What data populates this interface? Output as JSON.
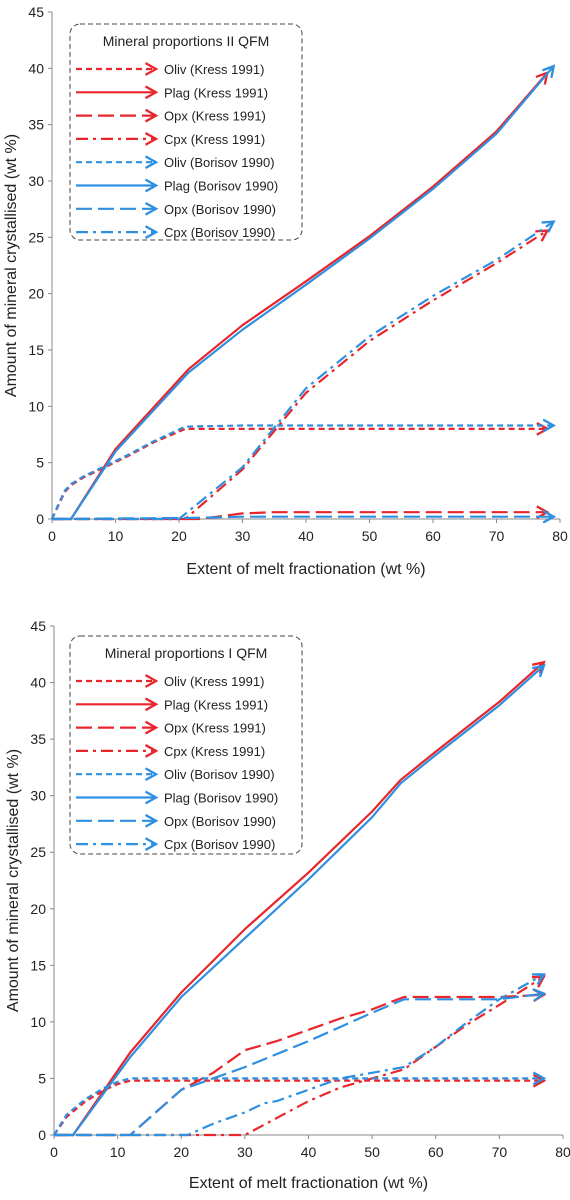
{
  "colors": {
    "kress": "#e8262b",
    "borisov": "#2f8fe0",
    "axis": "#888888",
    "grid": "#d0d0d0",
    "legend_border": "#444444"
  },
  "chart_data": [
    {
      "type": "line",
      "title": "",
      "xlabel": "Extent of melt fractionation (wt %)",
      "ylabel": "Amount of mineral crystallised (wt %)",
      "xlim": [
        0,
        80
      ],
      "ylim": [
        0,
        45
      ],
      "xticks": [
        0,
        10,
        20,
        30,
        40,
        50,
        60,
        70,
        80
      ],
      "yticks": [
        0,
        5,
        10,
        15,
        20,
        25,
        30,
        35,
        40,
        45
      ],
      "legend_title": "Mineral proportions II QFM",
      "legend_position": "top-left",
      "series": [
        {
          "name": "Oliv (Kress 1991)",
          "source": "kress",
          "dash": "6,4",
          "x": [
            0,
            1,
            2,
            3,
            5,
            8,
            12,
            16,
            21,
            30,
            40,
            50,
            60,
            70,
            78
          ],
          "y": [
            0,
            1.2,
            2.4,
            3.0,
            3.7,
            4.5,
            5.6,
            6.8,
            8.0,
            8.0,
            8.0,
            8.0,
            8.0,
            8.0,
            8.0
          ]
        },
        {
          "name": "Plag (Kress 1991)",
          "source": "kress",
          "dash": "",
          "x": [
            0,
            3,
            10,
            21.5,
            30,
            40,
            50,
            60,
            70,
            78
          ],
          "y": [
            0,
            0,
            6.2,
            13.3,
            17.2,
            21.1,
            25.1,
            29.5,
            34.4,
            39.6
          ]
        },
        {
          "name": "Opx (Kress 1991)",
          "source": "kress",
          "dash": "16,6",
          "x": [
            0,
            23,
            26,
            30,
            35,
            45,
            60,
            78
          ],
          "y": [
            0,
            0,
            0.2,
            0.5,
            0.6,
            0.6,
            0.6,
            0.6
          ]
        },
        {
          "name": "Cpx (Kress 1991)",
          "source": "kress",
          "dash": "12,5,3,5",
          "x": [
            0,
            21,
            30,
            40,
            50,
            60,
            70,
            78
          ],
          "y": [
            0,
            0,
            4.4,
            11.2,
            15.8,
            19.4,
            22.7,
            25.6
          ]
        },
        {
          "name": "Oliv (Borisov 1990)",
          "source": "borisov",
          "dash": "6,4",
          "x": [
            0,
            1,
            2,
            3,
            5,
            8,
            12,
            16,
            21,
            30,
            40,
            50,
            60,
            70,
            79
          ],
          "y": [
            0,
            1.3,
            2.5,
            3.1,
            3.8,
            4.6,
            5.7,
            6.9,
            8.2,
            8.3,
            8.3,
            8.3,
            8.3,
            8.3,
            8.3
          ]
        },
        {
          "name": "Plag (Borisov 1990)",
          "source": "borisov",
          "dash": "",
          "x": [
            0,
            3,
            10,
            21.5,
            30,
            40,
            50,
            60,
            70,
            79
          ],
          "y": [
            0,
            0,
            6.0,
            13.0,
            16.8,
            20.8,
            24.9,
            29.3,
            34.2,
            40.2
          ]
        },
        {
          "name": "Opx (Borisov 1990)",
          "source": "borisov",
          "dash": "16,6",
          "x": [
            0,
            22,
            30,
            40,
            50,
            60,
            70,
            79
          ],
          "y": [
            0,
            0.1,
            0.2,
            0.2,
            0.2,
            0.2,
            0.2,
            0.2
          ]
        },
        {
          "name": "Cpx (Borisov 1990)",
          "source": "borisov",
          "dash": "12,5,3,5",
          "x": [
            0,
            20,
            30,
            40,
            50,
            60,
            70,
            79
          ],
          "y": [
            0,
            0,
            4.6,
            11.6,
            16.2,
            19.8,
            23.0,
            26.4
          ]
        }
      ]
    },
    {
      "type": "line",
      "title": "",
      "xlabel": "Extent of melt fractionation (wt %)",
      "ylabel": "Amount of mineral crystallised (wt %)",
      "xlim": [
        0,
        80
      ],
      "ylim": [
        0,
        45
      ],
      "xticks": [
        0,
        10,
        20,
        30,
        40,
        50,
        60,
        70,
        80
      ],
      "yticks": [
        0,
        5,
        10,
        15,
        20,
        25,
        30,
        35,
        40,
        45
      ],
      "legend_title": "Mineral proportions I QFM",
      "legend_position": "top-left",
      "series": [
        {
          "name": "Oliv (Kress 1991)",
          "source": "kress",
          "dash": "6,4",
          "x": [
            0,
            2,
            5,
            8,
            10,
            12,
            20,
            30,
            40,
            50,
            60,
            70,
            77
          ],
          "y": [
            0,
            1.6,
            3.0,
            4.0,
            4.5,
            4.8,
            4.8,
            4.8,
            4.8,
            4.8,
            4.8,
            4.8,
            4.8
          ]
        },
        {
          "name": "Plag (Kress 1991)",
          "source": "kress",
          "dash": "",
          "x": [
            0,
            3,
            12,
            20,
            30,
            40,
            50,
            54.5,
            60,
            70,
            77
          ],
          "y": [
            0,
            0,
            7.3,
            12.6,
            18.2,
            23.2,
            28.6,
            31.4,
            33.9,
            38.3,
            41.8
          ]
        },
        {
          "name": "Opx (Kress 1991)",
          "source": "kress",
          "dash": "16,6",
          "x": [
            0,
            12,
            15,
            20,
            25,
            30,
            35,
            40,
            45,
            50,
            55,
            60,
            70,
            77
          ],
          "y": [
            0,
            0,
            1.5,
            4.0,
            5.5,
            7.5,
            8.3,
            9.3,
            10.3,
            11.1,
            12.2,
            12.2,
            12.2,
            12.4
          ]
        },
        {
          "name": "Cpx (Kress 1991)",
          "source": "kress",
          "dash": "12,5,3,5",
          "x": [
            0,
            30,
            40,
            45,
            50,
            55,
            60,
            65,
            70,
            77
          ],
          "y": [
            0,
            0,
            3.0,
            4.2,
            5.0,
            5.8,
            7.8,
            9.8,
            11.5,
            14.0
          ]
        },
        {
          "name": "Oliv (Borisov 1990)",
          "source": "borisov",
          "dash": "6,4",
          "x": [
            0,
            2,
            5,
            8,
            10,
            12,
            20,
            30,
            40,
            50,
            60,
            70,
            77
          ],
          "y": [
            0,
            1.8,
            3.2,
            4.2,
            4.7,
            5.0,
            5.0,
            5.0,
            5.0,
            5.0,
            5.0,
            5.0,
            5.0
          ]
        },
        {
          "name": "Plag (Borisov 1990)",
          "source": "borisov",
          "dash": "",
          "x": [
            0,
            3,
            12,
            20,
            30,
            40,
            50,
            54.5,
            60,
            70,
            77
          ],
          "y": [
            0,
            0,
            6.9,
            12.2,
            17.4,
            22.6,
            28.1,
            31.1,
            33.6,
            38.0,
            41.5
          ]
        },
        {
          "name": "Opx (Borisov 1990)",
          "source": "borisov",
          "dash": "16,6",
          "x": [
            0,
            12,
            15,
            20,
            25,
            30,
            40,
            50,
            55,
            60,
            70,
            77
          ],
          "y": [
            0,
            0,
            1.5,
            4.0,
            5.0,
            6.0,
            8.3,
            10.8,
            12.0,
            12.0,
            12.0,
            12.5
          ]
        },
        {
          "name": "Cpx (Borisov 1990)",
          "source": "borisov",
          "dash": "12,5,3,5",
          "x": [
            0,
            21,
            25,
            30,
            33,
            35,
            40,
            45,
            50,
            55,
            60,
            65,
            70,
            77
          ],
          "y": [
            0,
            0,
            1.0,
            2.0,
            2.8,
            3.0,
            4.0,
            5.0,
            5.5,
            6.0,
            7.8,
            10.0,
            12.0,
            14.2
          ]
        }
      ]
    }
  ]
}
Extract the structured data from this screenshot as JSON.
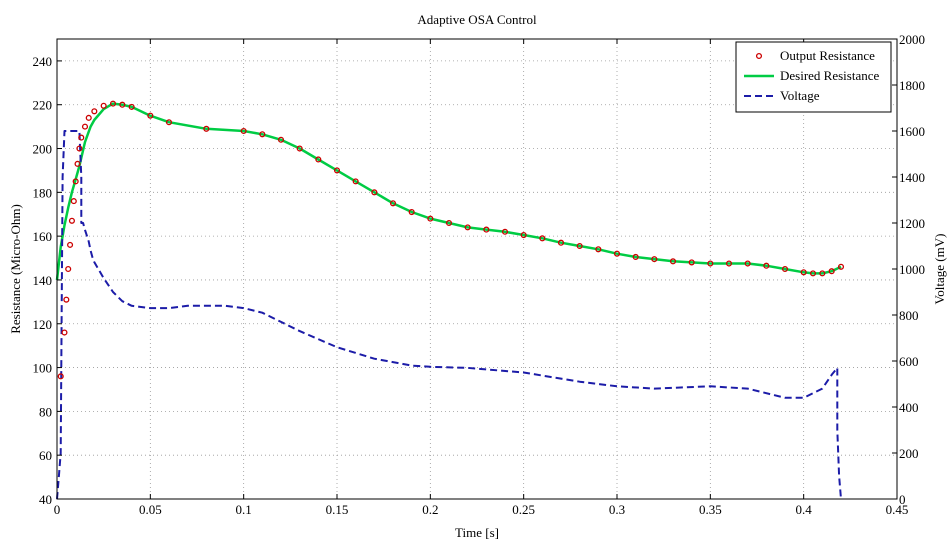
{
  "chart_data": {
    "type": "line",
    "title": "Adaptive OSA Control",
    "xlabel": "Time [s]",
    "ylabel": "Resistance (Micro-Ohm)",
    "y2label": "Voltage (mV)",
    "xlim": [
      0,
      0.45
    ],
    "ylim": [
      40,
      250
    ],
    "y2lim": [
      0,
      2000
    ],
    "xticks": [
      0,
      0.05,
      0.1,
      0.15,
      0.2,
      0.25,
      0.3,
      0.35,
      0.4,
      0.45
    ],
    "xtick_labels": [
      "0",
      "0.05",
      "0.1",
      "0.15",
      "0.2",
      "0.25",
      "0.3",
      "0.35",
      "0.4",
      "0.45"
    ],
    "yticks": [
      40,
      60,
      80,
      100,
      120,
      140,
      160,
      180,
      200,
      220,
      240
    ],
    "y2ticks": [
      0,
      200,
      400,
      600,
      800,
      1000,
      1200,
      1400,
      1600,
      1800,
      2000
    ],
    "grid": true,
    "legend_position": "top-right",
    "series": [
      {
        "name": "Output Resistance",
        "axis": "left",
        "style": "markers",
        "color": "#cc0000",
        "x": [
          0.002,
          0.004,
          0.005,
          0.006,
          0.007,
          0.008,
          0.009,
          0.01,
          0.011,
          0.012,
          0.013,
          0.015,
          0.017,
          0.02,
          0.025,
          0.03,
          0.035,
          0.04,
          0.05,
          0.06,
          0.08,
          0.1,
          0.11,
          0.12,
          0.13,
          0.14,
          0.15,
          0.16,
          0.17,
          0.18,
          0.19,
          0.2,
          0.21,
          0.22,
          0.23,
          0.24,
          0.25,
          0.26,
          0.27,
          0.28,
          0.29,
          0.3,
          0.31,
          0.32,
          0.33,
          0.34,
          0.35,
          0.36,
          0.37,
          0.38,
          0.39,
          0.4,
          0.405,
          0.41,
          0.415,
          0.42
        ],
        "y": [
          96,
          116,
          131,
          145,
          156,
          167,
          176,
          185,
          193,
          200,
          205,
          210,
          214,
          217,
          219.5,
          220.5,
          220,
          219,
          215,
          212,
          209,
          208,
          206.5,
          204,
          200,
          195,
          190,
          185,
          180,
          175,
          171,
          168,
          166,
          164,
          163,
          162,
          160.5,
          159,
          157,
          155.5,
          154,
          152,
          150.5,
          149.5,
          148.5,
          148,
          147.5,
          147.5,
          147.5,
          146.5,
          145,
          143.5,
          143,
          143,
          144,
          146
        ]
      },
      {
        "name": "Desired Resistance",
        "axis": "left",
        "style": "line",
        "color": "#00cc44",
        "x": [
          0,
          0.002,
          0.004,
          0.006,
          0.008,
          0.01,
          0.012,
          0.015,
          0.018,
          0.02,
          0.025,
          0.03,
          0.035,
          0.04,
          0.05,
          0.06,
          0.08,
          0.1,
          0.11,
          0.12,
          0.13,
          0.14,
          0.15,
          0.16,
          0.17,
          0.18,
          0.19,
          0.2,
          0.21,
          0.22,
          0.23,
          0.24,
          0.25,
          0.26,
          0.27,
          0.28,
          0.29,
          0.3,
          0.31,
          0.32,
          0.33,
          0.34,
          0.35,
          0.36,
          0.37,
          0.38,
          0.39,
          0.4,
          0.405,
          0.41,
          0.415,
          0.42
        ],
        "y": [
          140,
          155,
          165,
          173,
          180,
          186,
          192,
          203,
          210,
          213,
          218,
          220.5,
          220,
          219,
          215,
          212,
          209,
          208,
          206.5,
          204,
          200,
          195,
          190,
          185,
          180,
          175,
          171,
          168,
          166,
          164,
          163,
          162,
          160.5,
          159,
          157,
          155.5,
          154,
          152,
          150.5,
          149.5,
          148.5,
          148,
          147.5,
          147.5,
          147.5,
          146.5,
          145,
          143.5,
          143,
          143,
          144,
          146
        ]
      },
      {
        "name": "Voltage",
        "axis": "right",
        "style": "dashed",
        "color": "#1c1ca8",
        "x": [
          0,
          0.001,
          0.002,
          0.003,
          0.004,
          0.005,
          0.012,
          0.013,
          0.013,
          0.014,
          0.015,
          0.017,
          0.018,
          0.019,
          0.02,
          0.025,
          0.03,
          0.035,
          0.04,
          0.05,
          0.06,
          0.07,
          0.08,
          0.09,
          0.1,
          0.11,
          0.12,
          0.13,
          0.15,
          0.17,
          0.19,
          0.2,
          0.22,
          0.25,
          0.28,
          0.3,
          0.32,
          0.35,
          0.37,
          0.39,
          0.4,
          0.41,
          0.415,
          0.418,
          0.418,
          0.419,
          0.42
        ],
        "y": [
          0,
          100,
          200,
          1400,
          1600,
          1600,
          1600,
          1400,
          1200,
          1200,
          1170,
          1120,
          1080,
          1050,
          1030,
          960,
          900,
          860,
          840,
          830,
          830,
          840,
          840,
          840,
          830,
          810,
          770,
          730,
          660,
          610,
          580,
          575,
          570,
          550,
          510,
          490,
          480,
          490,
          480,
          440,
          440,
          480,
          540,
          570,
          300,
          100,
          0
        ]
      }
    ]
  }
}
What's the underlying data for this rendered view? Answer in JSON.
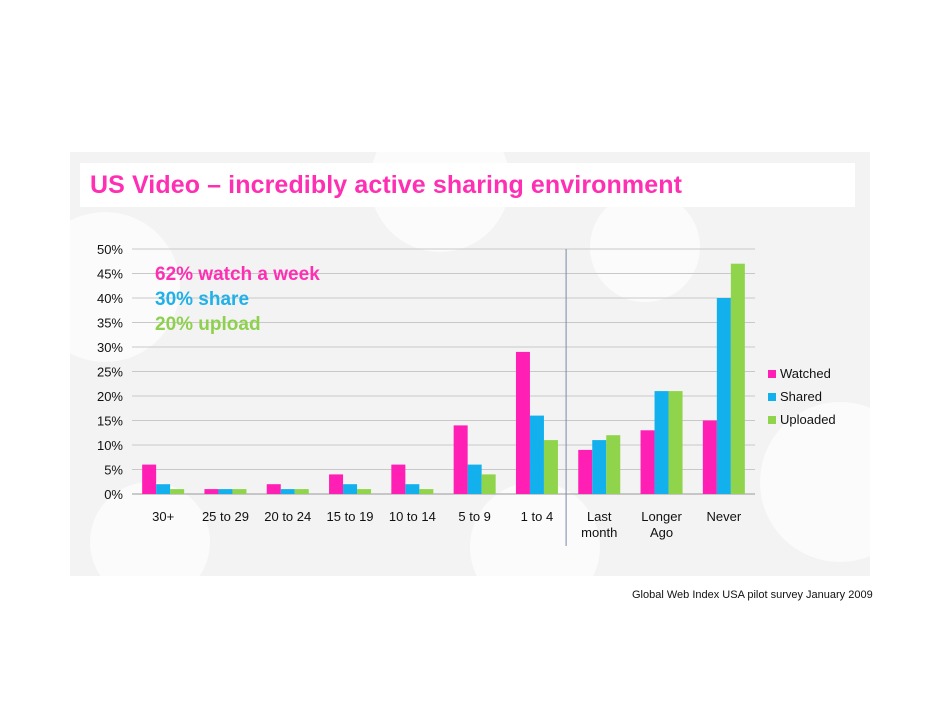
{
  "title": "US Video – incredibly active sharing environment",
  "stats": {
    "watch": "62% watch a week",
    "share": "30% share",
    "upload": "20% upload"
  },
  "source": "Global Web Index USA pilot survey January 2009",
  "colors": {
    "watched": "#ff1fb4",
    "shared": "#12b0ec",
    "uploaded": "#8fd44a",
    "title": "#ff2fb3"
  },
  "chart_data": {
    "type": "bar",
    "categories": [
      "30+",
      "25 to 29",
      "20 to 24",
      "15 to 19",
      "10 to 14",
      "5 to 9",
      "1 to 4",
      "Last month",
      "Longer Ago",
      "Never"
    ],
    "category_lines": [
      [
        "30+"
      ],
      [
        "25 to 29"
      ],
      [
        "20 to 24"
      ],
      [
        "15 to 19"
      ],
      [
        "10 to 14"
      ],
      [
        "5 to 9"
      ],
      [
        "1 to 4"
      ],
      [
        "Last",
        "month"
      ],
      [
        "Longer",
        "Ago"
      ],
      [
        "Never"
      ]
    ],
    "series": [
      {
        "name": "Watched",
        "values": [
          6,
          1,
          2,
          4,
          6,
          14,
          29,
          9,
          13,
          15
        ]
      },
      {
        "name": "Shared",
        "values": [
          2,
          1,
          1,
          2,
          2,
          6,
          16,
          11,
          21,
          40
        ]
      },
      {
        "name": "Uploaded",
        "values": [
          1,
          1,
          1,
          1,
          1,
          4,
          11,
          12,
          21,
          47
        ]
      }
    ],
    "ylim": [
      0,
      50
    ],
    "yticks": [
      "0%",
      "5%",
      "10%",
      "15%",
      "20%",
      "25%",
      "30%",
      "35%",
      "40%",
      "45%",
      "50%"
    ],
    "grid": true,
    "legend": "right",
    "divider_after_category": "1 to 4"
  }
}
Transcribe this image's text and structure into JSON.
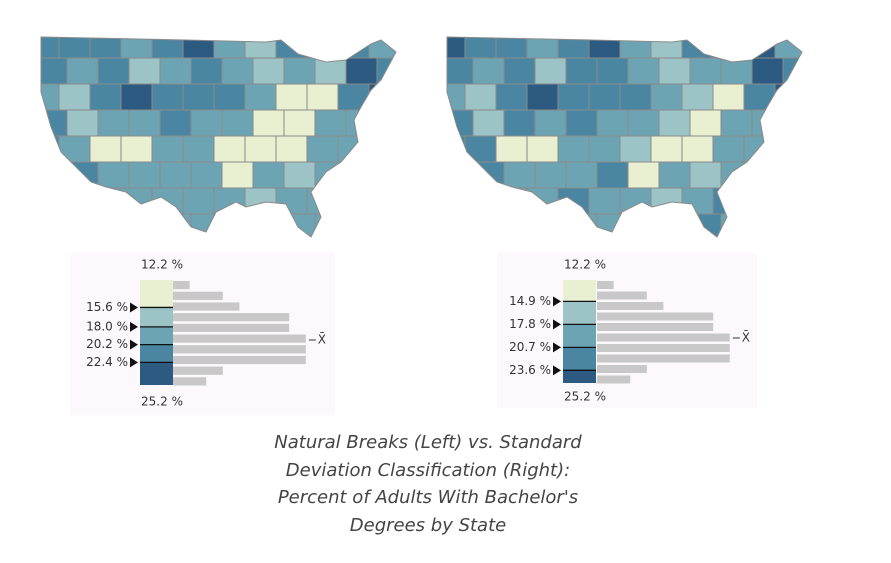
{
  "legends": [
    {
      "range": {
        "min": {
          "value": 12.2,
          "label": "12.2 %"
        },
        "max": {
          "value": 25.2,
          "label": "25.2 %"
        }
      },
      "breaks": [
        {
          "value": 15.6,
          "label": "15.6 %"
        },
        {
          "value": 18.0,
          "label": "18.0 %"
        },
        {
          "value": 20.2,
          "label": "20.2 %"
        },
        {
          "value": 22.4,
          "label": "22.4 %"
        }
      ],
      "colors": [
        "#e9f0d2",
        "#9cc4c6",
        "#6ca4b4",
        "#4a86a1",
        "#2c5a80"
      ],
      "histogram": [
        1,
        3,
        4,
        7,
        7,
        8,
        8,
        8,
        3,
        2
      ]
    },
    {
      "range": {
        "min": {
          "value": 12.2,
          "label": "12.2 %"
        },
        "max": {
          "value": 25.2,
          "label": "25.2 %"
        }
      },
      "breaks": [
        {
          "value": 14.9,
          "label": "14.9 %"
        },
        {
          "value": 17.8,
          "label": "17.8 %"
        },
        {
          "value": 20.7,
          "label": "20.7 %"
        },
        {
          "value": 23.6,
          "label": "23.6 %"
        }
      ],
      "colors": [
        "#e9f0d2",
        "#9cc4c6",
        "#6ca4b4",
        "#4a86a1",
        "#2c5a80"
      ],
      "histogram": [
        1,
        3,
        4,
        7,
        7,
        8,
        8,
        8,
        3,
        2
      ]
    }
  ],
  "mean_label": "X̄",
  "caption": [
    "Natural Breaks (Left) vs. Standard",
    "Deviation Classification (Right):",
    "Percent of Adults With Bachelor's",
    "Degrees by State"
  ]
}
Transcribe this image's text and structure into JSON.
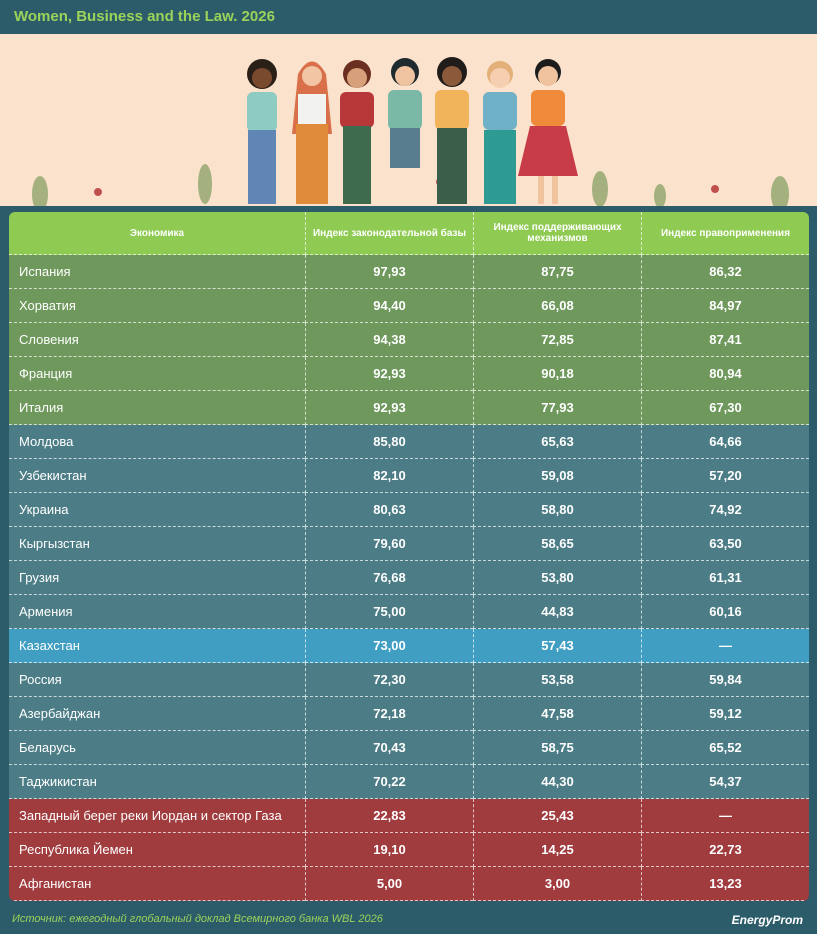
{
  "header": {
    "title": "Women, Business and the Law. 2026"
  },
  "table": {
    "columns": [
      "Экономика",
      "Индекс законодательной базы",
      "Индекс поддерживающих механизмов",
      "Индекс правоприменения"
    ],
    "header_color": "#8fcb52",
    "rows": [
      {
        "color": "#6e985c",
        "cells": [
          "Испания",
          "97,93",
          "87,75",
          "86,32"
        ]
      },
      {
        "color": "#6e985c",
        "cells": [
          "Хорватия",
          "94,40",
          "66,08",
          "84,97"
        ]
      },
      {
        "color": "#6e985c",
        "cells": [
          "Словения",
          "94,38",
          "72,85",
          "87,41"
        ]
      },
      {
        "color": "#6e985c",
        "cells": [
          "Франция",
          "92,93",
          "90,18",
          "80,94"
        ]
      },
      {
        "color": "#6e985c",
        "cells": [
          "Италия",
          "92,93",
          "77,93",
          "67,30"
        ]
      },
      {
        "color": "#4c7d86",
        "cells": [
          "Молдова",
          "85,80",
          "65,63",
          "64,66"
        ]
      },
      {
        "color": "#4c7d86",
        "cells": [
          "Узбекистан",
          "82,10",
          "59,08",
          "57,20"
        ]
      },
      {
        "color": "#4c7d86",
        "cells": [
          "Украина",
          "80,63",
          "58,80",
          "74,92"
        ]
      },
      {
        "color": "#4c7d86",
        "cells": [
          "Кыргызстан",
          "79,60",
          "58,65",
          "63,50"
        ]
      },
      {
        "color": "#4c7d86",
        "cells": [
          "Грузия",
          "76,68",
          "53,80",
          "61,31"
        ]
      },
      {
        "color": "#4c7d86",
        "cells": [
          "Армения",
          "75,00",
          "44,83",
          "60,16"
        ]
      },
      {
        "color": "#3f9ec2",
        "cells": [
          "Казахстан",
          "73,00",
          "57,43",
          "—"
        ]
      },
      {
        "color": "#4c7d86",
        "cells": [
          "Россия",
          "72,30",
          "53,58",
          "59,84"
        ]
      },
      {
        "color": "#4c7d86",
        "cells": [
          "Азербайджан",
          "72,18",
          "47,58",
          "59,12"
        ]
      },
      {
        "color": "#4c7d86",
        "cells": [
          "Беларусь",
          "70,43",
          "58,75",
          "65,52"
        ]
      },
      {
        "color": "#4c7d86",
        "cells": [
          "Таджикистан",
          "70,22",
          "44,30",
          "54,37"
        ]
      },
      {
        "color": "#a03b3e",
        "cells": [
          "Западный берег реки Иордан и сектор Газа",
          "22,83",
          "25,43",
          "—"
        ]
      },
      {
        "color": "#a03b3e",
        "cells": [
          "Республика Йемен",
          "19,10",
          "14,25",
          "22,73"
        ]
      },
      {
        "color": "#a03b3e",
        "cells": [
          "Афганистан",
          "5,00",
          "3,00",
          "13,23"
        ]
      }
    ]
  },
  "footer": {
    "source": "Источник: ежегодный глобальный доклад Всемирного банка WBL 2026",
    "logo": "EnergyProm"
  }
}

────────────────────

*Short exercise*:
Your task is to gather all lines from the entries above that hold the word "What".

*Solution to the exercise*:
What data populates this interface? Output as JSON.
What's the underlying data for this rendered view? Answer in JSON.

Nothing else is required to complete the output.